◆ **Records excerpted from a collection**

——

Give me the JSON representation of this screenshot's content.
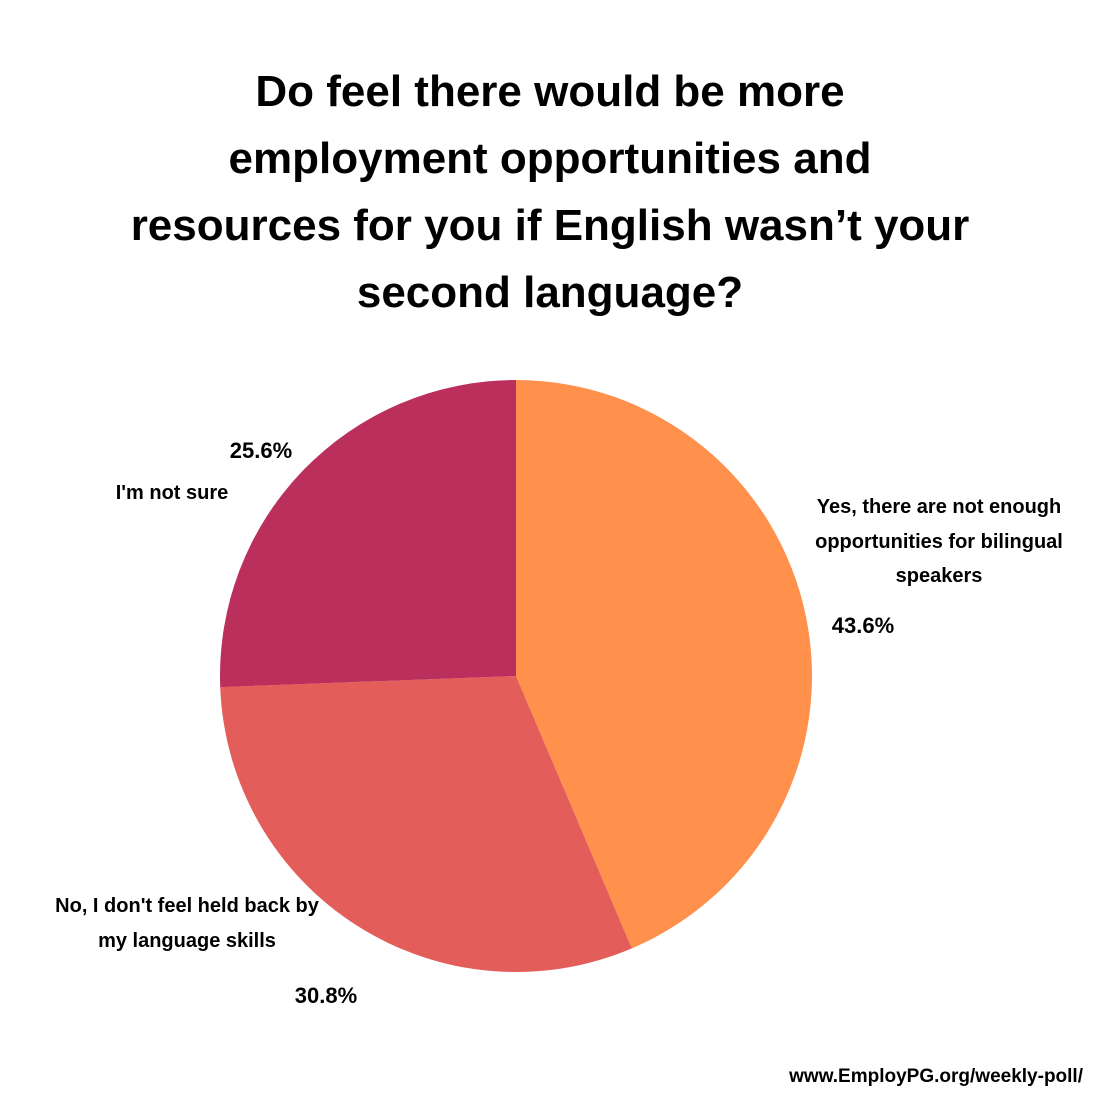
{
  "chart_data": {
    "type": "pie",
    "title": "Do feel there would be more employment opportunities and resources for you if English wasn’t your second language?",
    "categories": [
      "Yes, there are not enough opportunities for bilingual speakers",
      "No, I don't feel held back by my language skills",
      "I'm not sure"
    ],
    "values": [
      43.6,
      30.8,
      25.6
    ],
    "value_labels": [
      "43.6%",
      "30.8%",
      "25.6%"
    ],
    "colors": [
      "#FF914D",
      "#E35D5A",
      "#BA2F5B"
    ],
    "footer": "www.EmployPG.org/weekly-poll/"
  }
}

——

Identify each line of the material where the word "there" shows up, and copy it.

◆ **Completed exercise**
    "title": "Do feel there would be more employment opportunities and resources for you if English wasn’t your second language?",
      "Yes, there are not enough opportunities for bilingual speakers",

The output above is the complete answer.